[Saved entries]
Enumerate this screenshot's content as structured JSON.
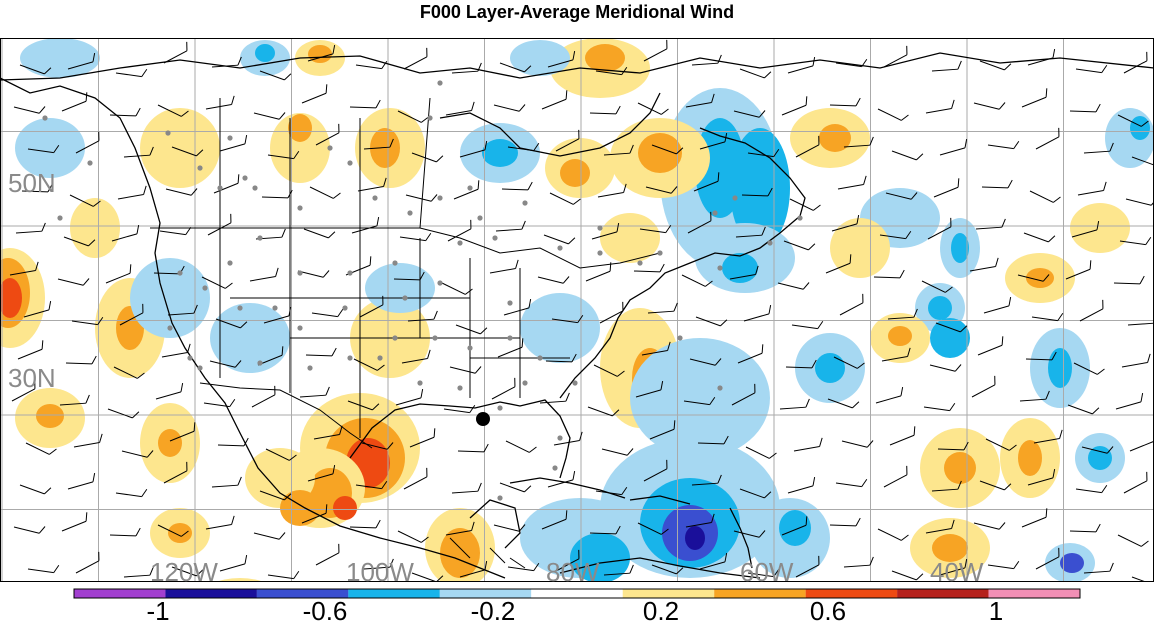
{
  "title": "F000 Layer-Average Meridional Wind",
  "lat_labels": [
    "50N",
    "30N"
  ],
  "lon_labels": [
    "120W",
    "100W",
    "80W",
    "60W",
    "40W"
  ],
  "colorbar": {
    "colors": [
      "#a23fd0",
      "#1a0f9a",
      "#3a4fd0",
      "#18b4ea",
      "#a6d8f2",
      "#ffffff",
      "#fde68e",
      "#f7a424",
      "#ee4a12",
      "#b5211c",
      "#f28fb5"
    ],
    "tick_labels": [
      "-1",
      "-0.6",
      "-0.2",
      "0.2",
      "0.6",
      "1"
    ]
  },
  "map": {
    "background": "#ffffff",
    "grid_color": "#aaaaaa",
    "station_marker_color": "#888888",
    "highlight_marker_color": "#000000"
  }
}
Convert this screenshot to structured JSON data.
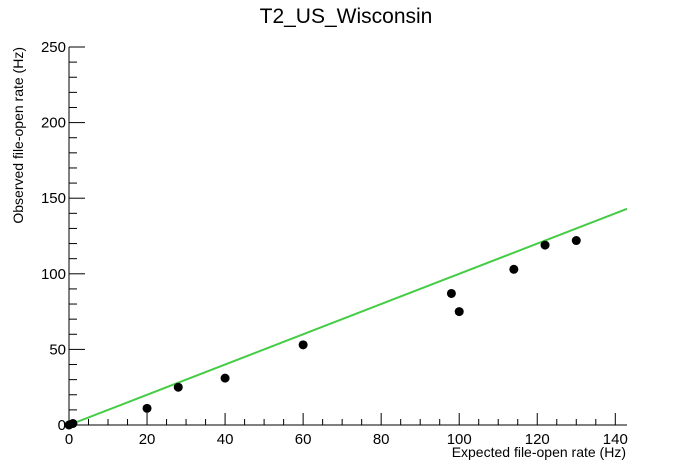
{
  "chart_data": {
    "type": "scatter",
    "title": "T2_US_Wisconsin",
    "xlabel": "Expected file-open rate (Hz)",
    "ylabel": "Observed file-open rate (Hz)",
    "xlim": [
      0,
      143
    ],
    "ylim": [
      0,
      250
    ],
    "x_ticks": [
      0,
      20,
      40,
      60,
      80,
      100,
      120,
      140
    ],
    "y_ticks": [
      0,
      50,
      100,
      150,
      200,
      250
    ],
    "grid": false,
    "legend": "none",
    "series": [
      {
        "color": "#000000",
        "marker": "circle",
        "points": [
          {
            "x": 0,
            "y": 0
          },
          {
            "x": 1,
            "y": 1
          },
          {
            "x": 20,
            "y": 11
          },
          {
            "x": 28,
            "y": 25
          },
          {
            "x": 40,
            "y": 31
          },
          {
            "x": 60,
            "y": 53
          },
          {
            "x": 98,
            "y": 87
          },
          {
            "x": 100,
            "y": 75
          },
          {
            "x": 114,
            "y": 103
          },
          {
            "x": 122,
            "y": 119
          },
          {
            "x": 130,
            "y": 122
          }
        ]
      }
    ],
    "reference_line": {
      "color": "#44cc44",
      "from": {
        "x": 0,
        "y": 0
      },
      "to": {
        "x": 143,
        "y": 143
      }
    }
  }
}
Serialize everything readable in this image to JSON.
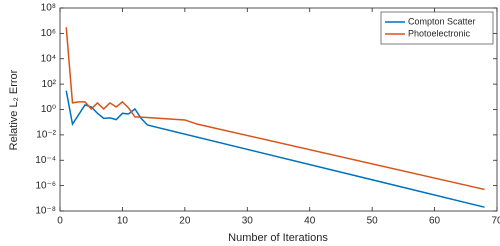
{
  "chart_data": {
    "type": "line",
    "xlabel": "Number of Iterations",
    "ylabel": "Relative L₂ Error",
    "xlim": [
      0,
      70
    ],
    "xticks": [
      0,
      10,
      20,
      30,
      40,
      50,
      60,
      70
    ],
    "ylim": [
      1e-08,
      100000000.0
    ],
    "log_y": true,
    "yticks": [
      {
        "value": 1e-08,
        "label": "10⁻⁸"
      },
      {
        "value": 1e-06,
        "label": "10⁻⁶"
      },
      {
        "value": 0.0001,
        "label": "10⁻⁴"
      },
      {
        "value": 0.01,
        "label": "10⁻²"
      },
      {
        "value": 1,
        "label": "10⁰"
      },
      {
        "value": 100,
        "label": "10²"
      },
      {
        "value": 10000,
        "label": "10⁴"
      },
      {
        "value": 1000000,
        "label": "10⁶"
      },
      {
        "value": 100000000,
        "label": "10⁸"
      }
    ],
    "legend": "top-right",
    "series": [
      {
        "name": "Compton Scatter",
        "color": "#0072bd",
        "x": [
          1,
          2,
          3,
          4,
          5,
          6,
          7,
          8,
          9,
          10,
          11,
          12,
          13,
          14,
          68
        ],
        "values": [
          30,
          0.07,
          0.4,
          2.3,
          1.6,
          0.5,
          0.2,
          0.22,
          0.16,
          0.5,
          0.45,
          1.1,
          0.2,
          0.06,
          2e-08
        ]
      },
      {
        "name": "Photoelectronic",
        "color": "#d95319",
        "x": [
          1,
          2,
          3,
          4,
          5,
          6,
          7,
          8,
          9,
          10,
          11,
          12,
          13,
          20,
          22,
          68
        ],
        "values": [
          3000000,
          3.3,
          4,
          4,
          1.1,
          3.3,
          1.1,
          3.3,
          1.6,
          4,
          1.3,
          0.26,
          0.25,
          0.15,
          0.07,
          5e-07
        ]
      }
    ]
  }
}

» **GOAL**: Repeat the listing verbatim. Skip the pictures.

» **FINAL RESULT**:
Enumerate this screenshot's content as structured JSON.
{
  "title": "F000 Layer-Average Meridional Wind",
  "lat_labels": [
    "50N",
    "30N"
  ],
  "lon_labels": [
    "120W",
    "100W",
    "80W",
    "60W",
    "40W"
  ],
  "colorbar": {
    "colors": [
      "#a23fd0",
      "#1a0f9a",
      "#3a4fd0",
      "#18b4ea",
      "#a6d8f2",
      "#ffffff",
      "#fde68e",
      "#f7a424",
      "#ee4a12",
      "#b5211c",
      "#f28fb5"
    ],
    "tick_labels": [
      "-1",
      "-0.6",
      "-0.2",
      "0.2",
      "0.6",
      "1"
    ]
  },
  "map": {
    "background": "#ffffff",
    "grid_color": "#aaaaaa",
    "station_marker_color": "#888888",
    "highlight_marker_color": "#000000"
  }
}
Convert this screenshot to structured JSON data.
{
  "chart_data": {
    "type": "scatter",
    "title": "T2_US_Wisconsin",
    "xlabel": "Expected file-open rate (Hz)",
    "ylabel": "Observed file-open rate (Hz)",
    "xlim": [
      0,
      143
    ],
    "ylim": [
      0,
      250
    ],
    "x_ticks": [
      0,
      20,
      40,
      60,
      80,
      100,
      120,
      140
    ],
    "y_ticks": [
      0,
      50,
      100,
      150,
      200,
      250
    ],
    "grid": false,
    "legend": "none",
    "series": [
      {
        "color": "#000000",
        "marker": "circle",
        "points": [
          {
            "x": 0,
            "y": 0
          },
          {
            "x": 1,
            "y": 1
          },
          {
            "x": 20,
            "y": 11
          },
          {
            "x": 28,
            "y": 25
          },
          {
            "x": 40,
            "y": 31
          },
          {
            "x": 60,
            "y": 53
          },
          {
            "x": 98,
            "y": 87
          },
          {
            "x": 100,
            "y": 75
          },
          {
            "x": 114,
            "y": 103
          },
          {
            "x": 122,
            "y": 119
          },
          {
            "x": 130,
            "y": 122
          }
        ]
      }
    ],
    "reference_line": {
      "color": "#44cc44",
      "from": {
        "x": 0,
        "y": 0
      },
      "to": {
        "x": 143,
        "y": 143
      }
    }
  }
}
Serialize everything readable in this image to JSON.
{
  "chart_data": {
    "type": "line",
    "xlabel": "Number of Iterations",
    "ylabel": "Relative L₂ Error",
    "xlim": [
      0,
      70
    ],
    "xticks": [
      0,
      10,
      20,
      30,
      40,
      50,
      60,
      70
    ],
    "ylim": [
      1e-08,
      100000000.0
    ],
    "log_y": true,
    "yticks": [
      {
        "value": 1e-08,
        "label": "10⁻⁸"
      },
      {
        "value": 1e-06,
        "label": "10⁻⁶"
      },
      {
        "value": 0.0001,
        "label": "10⁻⁴"
      },
      {
        "value": 0.01,
        "label": "10⁻²"
      },
      {
        "value": 1,
        "label": "10⁰"
      },
      {
        "value": 100,
        "label": "10²"
      },
      {
        "value": 10000,
        "label": "10⁴"
      },
      {
        "value": 1000000,
        "label": "10⁶"
      },
      {
        "value": 100000000,
        "label": "10⁸"
      }
    ],
    "legend": "top-right",
    "series": [
      {
        "name": "Compton Scatter",
        "color": "#0072bd",
        "x": [
          1,
          2,
          3,
          4,
          5,
          6,
          7,
          8,
          9,
          10,
          11,
          12,
          13,
          14,
          68
        ],
        "values": [
          30,
          0.07,
          0.4,
          2.3,
          1.6,
          0.5,
          0.2,
          0.22,
          0.16,
          0.5,
          0.45,
          1.1,
          0.2,
          0.06,
          2e-08
        ]
      },
      {
        "name": "Photoelectronic",
        "color": "#d95319",
        "x": [
          1,
          2,
          3,
          4,
          5,
          6,
          7,
          8,
          9,
          10,
          11,
          12,
          13,
          20,
          22,
          68
        ],
        "values": [
          3000000,
          3.3,
          4,
          4,
          1.1,
          3.3,
          1.1,
          3.3,
          1.6,
          4,
          1.3,
          0.26,
          0.25,
          0.15,
          0.07,
          5e-07
        ]
      }
    ]
  }
}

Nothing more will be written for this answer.